Goal: Reproduce the data below verbatim, line by line, omitting the pictures.

--- Begin ---

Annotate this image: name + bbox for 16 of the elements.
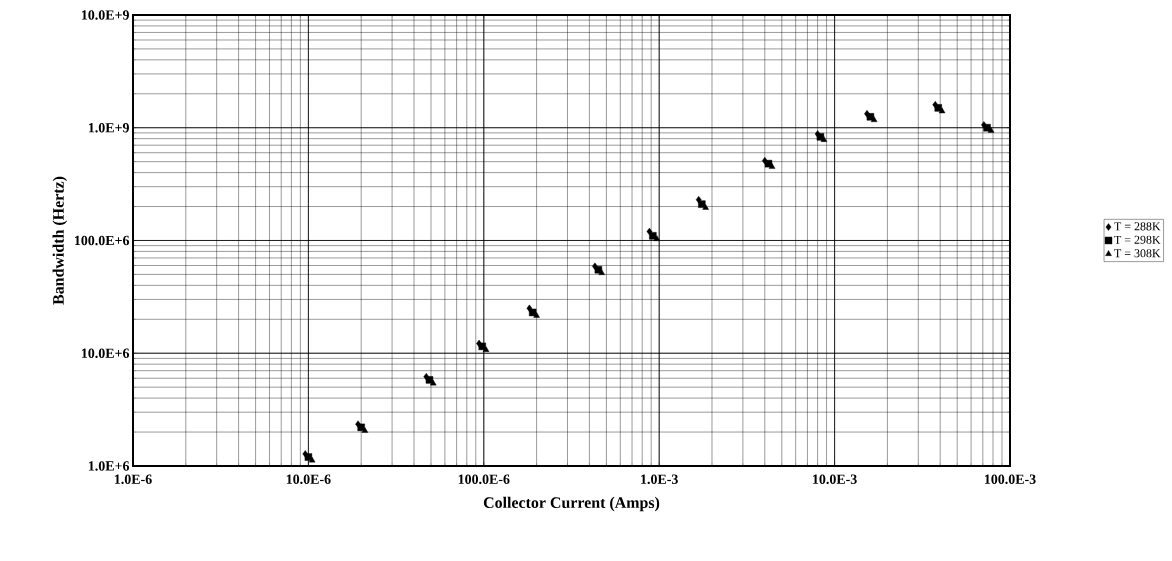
x-tick-label: 1.0E-6 <box>114 474 152 484</box>
x-axis-title: Collector Current (Amps) <box>483 496 660 512</box>
legend-label: T = 298K <box>1114 235 1161 244</box>
x-tick-label: 100.0E-3 <box>984 474 1036 484</box>
x-tick-label: 100.0E-6 <box>458 474 510 484</box>
y-tick-label: 10.0E+6 <box>81 348 130 358</box>
y-tick-label: 100.0E+6 <box>75 235 130 246</box>
x-tick-label: 1.0E-3 <box>641 474 678 484</box>
y-tick-label: 1.0E+6 <box>88 461 130 471</box>
legend-label: T = 308K <box>1114 249 1161 258</box>
y-tick-label: 10.0E+9 <box>81 10 129 20</box>
y-axis-title: Bandwidth (Hertz) <box>52 176 68 305</box>
x-tick-label: 10.0E-3 <box>813 474 857 484</box>
x-tick-label: 10.0E-6 <box>286 474 331 484</box>
legend-label: T = 288K <box>1114 222 1161 231</box>
y-tick-label: 1.0E+9 <box>88 122 129 133</box>
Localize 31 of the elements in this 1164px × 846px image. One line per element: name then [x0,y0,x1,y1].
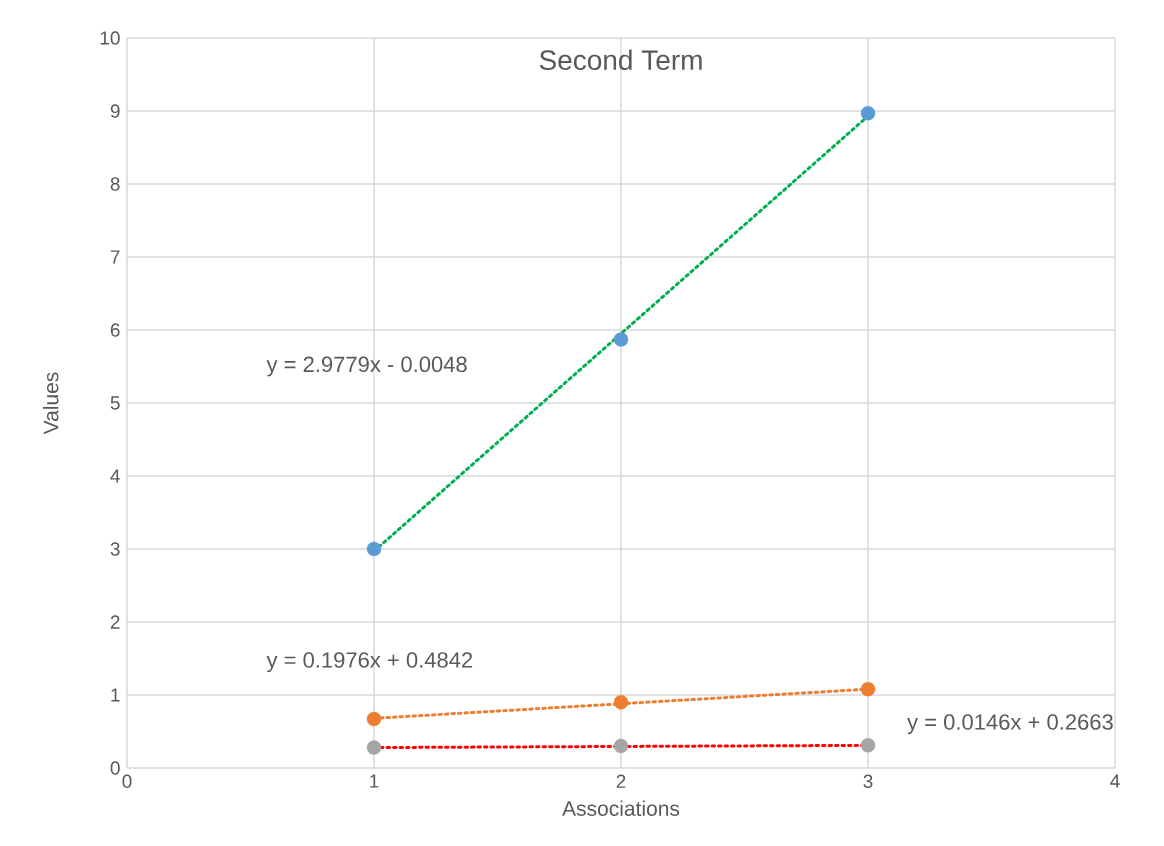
y-tick-label: 9 [110,104,120,118]
y-tick-label: 0 [110,761,120,775]
annotation: y = 2.9779x - 0.0048 [266,356,467,377]
x-axis-title: Associations [562,800,680,816]
y-tick-label: 5 [110,396,120,410]
annotation: y = 0.0146x + 0.2663 [907,714,1113,735]
y-tick-label: 7 [110,250,120,264]
x-tick-label: 4 [1110,774,1120,788]
x-tick-label: 3 [863,774,873,788]
chart-title: Second Term [539,49,702,71]
x-tick-label: 1 [370,774,379,788]
point [613,332,629,347]
annotation: y = 0.1976x + 0.4842 [266,652,473,673]
y-tick-label: 6 [110,323,120,337]
y-tick-label: 3 [110,542,120,556]
point [860,681,876,697]
x-tick-label: 0 [122,774,132,788]
point [860,738,876,753]
point [366,740,382,755]
point [366,541,382,557]
point [366,711,382,727]
y-tick-label: 1 [111,688,120,702]
y-tick-label: 10 [100,31,120,45]
y-axis-title: Values [43,372,59,435]
y-tick-label: 4 [110,469,120,483]
point [613,695,629,710]
y-tick-label: 8 [110,177,120,191]
x-tick-label: 2 [616,774,626,788]
point [613,738,629,754]
point [860,105,876,121]
y-tick-label: 2 [110,615,120,629]
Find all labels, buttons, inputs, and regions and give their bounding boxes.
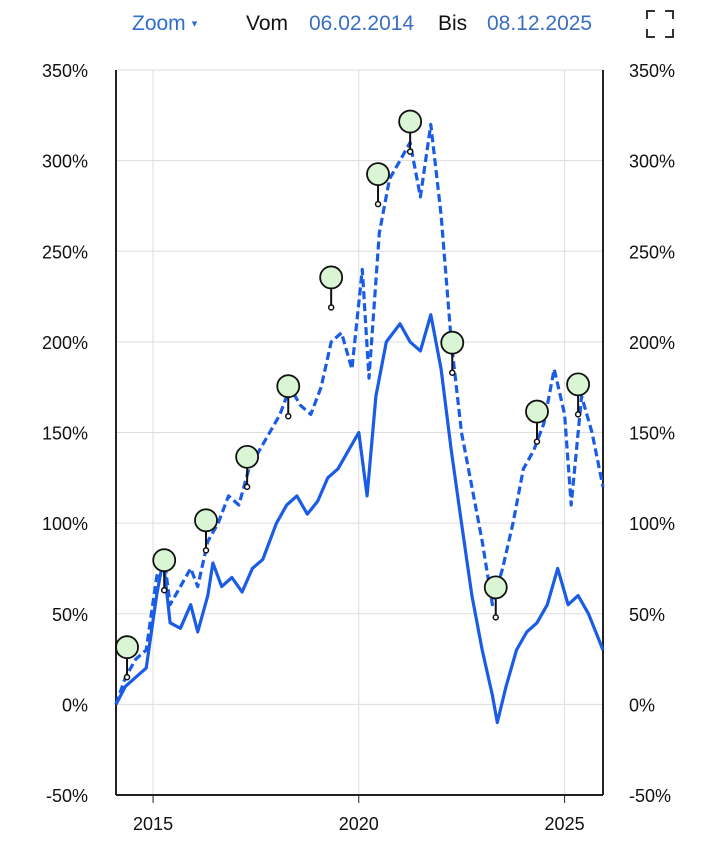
y-tick-label-left: 50% [52,605,88,625]
chevron-down-icon: ▾ [191,18,198,30]
from-label: Vom [246,12,289,35]
y-tick-label-left: -50% [46,786,88,806]
to-label: Bis [438,12,468,35]
event-marker-bubble [398,109,423,134]
series-line-solid [114,313,605,725]
fullscreen-icon[interactable] [646,10,674,38]
event-marker [566,372,591,418]
event-marker-bubble [440,330,465,355]
y-tick-label-right: 100% [629,514,675,534]
x-tick-label: 2025 [545,814,585,834]
event-marker [319,265,344,311]
y-tick-label-left: 0% [62,695,88,715]
event-marker-anchor [160,586,168,594]
event-marker-bubble [525,399,549,424]
y-tick-label-right: -50% [629,786,671,806]
from-date-input[interactable]: 06.02.2014 [309,12,415,35]
to-date-input[interactable]: 08.12.2025 [487,12,593,35]
event-marker [366,162,390,208]
y-tick-label-left: 200% [42,333,88,353]
zoom-label: Zoom [132,12,186,35]
event-marker-bubble [276,374,301,399]
event-marker-bubble [566,372,591,397]
event-marker [440,330,465,376]
event-marker-bubble [194,508,218,533]
y-tick-label-left: 100% [42,514,88,534]
event-marker-anchor [327,304,335,311]
event-marker [483,575,508,621]
y-tick-label-left: 300% [42,152,88,172]
y-tick-label-left: 150% [42,424,88,444]
y-tick-label-right: 350% [629,61,675,81]
y-tick-label-right: 200% [629,333,675,353]
y-tick-label-right: 50% [629,605,665,625]
x-tick-label: 2015 [133,814,173,834]
event-marker-bubble [483,575,508,600]
event-marker-anchor [533,438,541,445]
event-marker-bubble [152,548,177,573]
event-marker-anchor [406,148,414,155]
zoom-dropdown[interactable]: Zoom ▾ [132,12,197,36]
event-marker-bubble [235,444,260,469]
event-marker [235,444,260,491]
event-marker [398,109,423,155]
y-tick-label-right: 250% [629,242,675,262]
event-marker-bubble [115,635,139,660]
event-marker [194,508,218,554]
y-tick-label-left: 350% [42,61,88,81]
y-tick-label-right: 300% [629,152,675,172]
event-marker-anchor [374,200,382,208]
chart-toolbar: Zoom ▾ Vom 06.02.2014 Bis 08.12.2025 [0,0,705,50]
event-marker-anchor [449,369,456,376]
event-marker-anchor [243,483,251,491]
event-marker-bubble [366,162,390,187]
event-marker [152,548,177,594]
event-marker-bubble [319,265,344,290]
y-tick-label-right: 0% [629,695,655,715]
event-marker-anchor [202,547,210,554]
event-marker-anchor [492,614,500,621]
y-tick-label-right: 150% [629,424,675,444]
event-marker-anchor [284,412,292,420]
x-tick-label: 2020 [339,814,379,834]
event-marker-anchor [574,411,582,418]
series-line-dashed [114,122,605,705]
event-marker [525,399,549,445]
event-marker [276,374,301,420]
y-tick-label-left: 250% [42,242,88,262]
event-marker [115,635,139,681]
event-marker-anchor [123,673,131,681]
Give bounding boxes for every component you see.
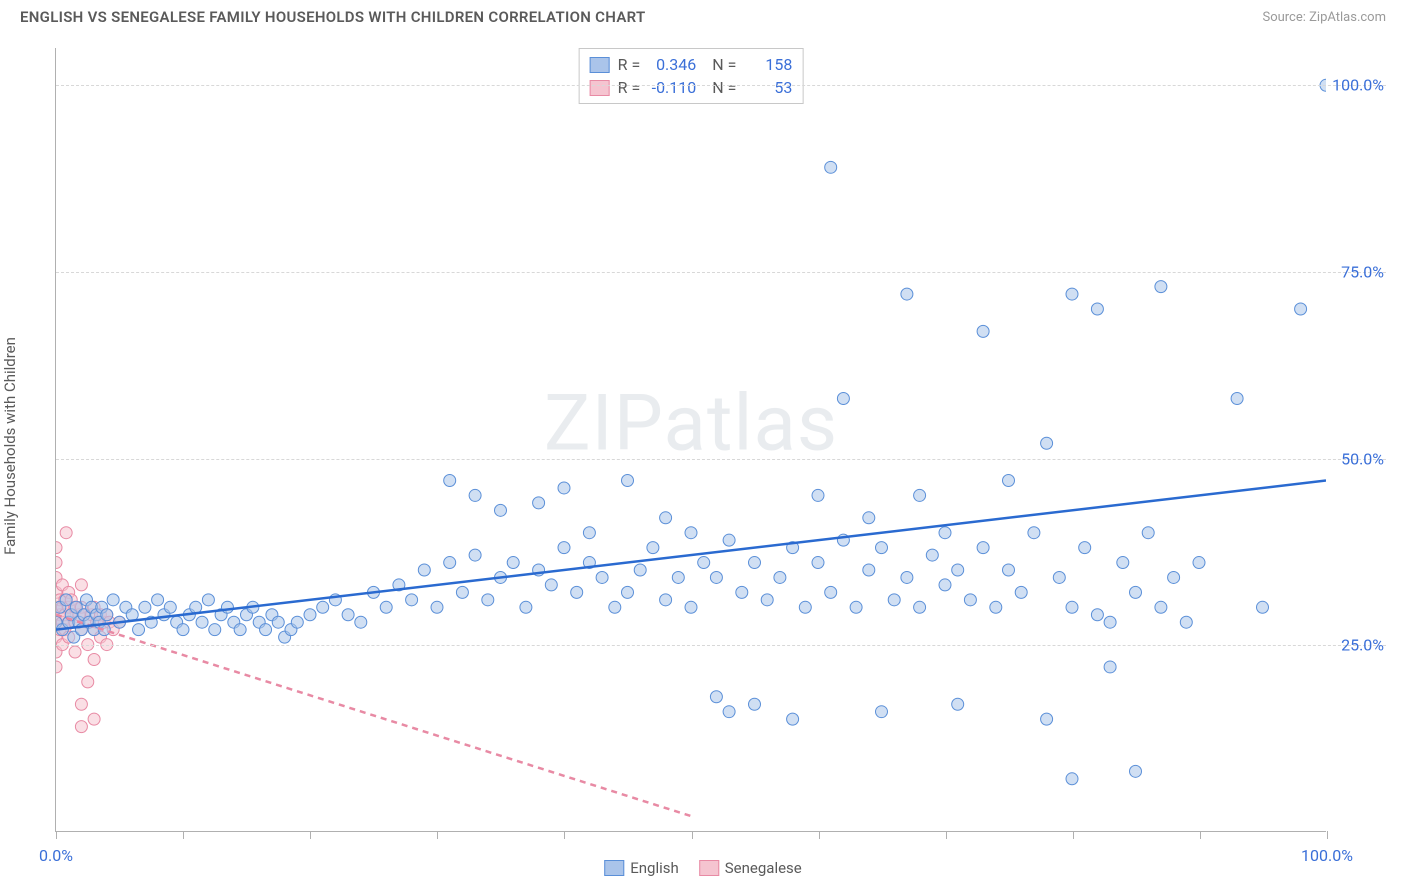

--- End ---

Written solution:
Annotate this image: name + bbox for 16 of the elements.
x-tick-label: 1.0E-6 <box>114 474 152 484</box>
x-axis-title: Collector Current (Amps) <box>483 496 660 512</box>
legend-label: T = 298K <box>1114 235 1161 244</box>
x-tick-label: 100.0E-3 <box>984 474 1036 484</box>
x-tick-label: 100.0E-6 <box>458 474 510 484</box>
y-tick-label: 10.0E+6 <box>81 348 130 358</box>
y-tick-label: 100.0E+6 <box>75 235 130 246</box>
x-tick-label: 1.0E-3 <box>641 474 678 484</box>
y-tick-label: 1.0E+6 <box>88 461 130 471</box>
legend-label: T = 308K <box>1114 249 1161 258</box>
y-tick-label: 10.0E+9 <box>81 10 129 20</box>
y-axis-title: Bandwidth (Hertz) <box>52 176 68 305</box>
x-tick-label: 10.0E-3 <box>813 474 857 484</box>
x-tick-label: 10.0E-6 <box>286 474 331 484</box>
legend-label: T = 288K <box>1114 222 1161 231</box>
y-tick-label: 1.0E+9 <box>88 122 129 133</box>
Localize 31 of the elements in this 1164px × 846px image. One line per element: name then [x0,y0,x1,y1].
y-tick-label: 9 [110,104,120,118]
y-tick-label: 0 [110,761,120,775]
annotation: y = 2.9779x - 0.0048 [266,356,467,377]
x-axis-title: Associations [562,800,680,816]
y-tick-label: 5 [110,396,120,410]
annotation: y = 0.0146x + 0.2663 [907,714,1113,735]
y-tick-label: 7 [110,250,120,264]
x-tick-label: 4 [1110,774,1120,788]
x-tick-label: 3 [863,774,873,788]
chart-title: Second Term [539,49,702,71]
x-tick-label: 1 [370,774,379,788]
point [613,332,629,347]
annotation: y = 0.1976x + 0.4842 [266,652,473,673]
y-tick-label: 6 [110,323,120,337]
y-tick-label: 3 [110,542,120,556]
point [860,681,876,697]
x-tick-label: 0 [122,774,132,788]
point [860,738,876,753]
point [366,740,382,755]
point [366,541,382,557]
point [366,711,382,727]
y-tick-label: 1 [111,688,120,702]
y-tick-label: 10 [100,31,120,45]
y-axis-title: Values [43,372,59,435]
y-tick-label: 4 [110,469,120,483]
point [613,695,629,710]
y-tick-label: 8 [110,177,120,191]
x-tick-label: 2 [616,774,626,788]
point [613,738,629,754]
point [860,105,876,121]
y-tick-label: 2 [110,615,120,629]
Find all labels, buttons, inputs, and regions and give their bounding boxes.
y-tick-label-left: 50% [52,605,88,625]
chevron-down-icon: ▾ [191,18,198,30]
from-label: Vom [246,12,289,35]
y-tick-label-left: -50% [46,786,88,806]
to-label: Bis [438,12,468,35]
event-marker-bubble [398,109,423,134]
series-line-solid [114,313,605,725]
fullscreen-icon[interactable] [646,10,674,38]
event-marker [566,372,591,418]
event-marker-bubble [440,330,465,355]
y-tick-label-right: 100% [629,514,675,534]
x-tick-label: 2025 [545,814,585,834]
event-marker [319,265,344,311]
y-tick-label-left: 0% [62,695,88,715]
event-marker-anchor [160,586,168,594]
event-marker-bubble [525,399,549,424]
y-tick-label-right: -50% [629,786,671,806]
from-date-input[interactable]: 06.02.2014 [309,12,415,35]
to-date-input[interactable]: 08.12.2025 [487,12,593,35]
event-marker [366,162,390,208]
y-tick-label-left: 200% [42,333,88,353]
zoom-label: Zoom [132,12,186,35]
event-marker-bubble [276,374,301,399]
event-marker-bubble [566,372,591,397]
event-marker [440,330,465,376]
event-marker-bubble [194,508,218,533]
y-tick-label-left: 100% [42,514,88,534]
event-marker-anchor [327,304,335,311]
event-marker [483,575,508,621]
y-tick-label-left: 300% [42,152,88,172]
y-tick-label-left: 150% [42,424,88,444]
y-tick-label-right: 350% [629,61,675,81]
y-tick-label-right: 200% [629,333,675,353]
y-tick-label-right: 50% [629,605,665,625]
x-tick-label: 2015 [133,814,173,834]
event-marker-bubble [483,575,508,600]
event-marker-anchor [533,438,541,445]
event-marker-bubble [152,548,177,573]
event-marker-anchor [406,148,414,155]
zoom-dropdown[interactable]: Zoom ▾ [132,12,197,36]
event-marker-bubble [235,444,260,469]
event-marker [235,444,260,491]
event-marker [398,109,423,155]
y-tick-label-right: 250% [629,242,675,262]
event-marker-bubble [115,635,139,660]
event-marker [194,508,218,554]
y-tick-label-left: 350% [42,61,88,81]
y-tick-label-right: 300% [629,152,675,172]
event-marker-anchor [374,200,382,208]
chart-toolbar: Zoom ▾ Vom 06.02.2014 Bis 08.12.2025 [0,0,705,50]
event-marker-anchor [449,369,456,376]
event-marker-anchor [243,483,251,491]
event-marker-bubble [366,162,390,187]
event-marker [152,548,177,594]
event-marker-bubble [319,265,344,290]
y-tick-label-right: 0% [629,695,655,715]
event-marker-anchor [202,547,210,554]
event-marker-anchor [492,614,500,621]
y-tick-label-right: 150% [629,424,675,444]
event-marker-anchor [284,412,292,420]
x-tick-label: 2020 [339,814,379,834]
event-marker-anchor [574,411,582,418]
series-line-dashed [114,122,605,705]
event-marker [525,399,549,445]
event-marker [276,374,301,420]
y-tick-label-left: 250% [42,242,88,262]
event-marker [115,635,139,681]
event-marker-anchor [123,673,131,681]
Give bounding boxes for every component you see.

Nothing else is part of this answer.